• The problem: The records that follow must be repeated verbatim, every one of them.

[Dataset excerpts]

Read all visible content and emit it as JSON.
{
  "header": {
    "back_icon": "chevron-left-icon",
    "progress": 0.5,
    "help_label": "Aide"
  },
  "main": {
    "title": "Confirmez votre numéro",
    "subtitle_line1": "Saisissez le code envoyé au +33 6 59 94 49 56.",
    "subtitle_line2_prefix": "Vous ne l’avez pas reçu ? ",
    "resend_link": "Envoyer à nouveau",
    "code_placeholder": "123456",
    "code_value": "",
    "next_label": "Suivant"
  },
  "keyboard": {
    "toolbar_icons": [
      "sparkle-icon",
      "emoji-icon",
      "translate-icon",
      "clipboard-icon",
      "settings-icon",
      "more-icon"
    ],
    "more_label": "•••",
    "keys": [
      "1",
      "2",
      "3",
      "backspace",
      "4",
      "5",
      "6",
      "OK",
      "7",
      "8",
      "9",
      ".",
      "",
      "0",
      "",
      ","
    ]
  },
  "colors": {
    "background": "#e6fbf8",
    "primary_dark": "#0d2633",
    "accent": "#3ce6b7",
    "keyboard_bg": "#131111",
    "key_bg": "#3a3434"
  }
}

• Task answer:
Read all visible content and emit it as JSON.
{
  "header": {
    "back_icon": "chevron-left-icon",
    "progress": 0.5,
    "help_label": "Aide"
  },
  "main": {
    "title": "Confirmez votre numéro",
    "subtitle_line1": "Saisissez le code envoyé au +33 6 59 94 49 56.",
    "subtitle_line2_prefix": "Vous ne l’avez pas reçu ? ",
    "resend_link": "Envoyer à nouveau",
    "code_placeholder": "123456",
    "code_value": "",
    "next_label": "Suivant"
  },
  "keyboard": {
    "toolbar_icons": [
      "sparkle-icon",
      "emoji-icon",
      "translate-icon",
      "clipboard-icon",
      "settings-icon",
      "more-icon"
    ],
    "more_label": "•••",
    "keys": [
      "1",
      "2",
      "3",
      "backspace",
      "4",
      "5",
      "6",
      "OK",
      "7",
      "8",
      "9",
      ".",
      "",
      "0",
      "",
      ","
    ]
  },
  "colors": {
    "background": "#e6fbf8",
    "primary_dark": "#0d2633",
    "accent": "#3ce6b7",
    "keyboard_bg": "#131111",
    "key_bg": "#3a3434"
  }
}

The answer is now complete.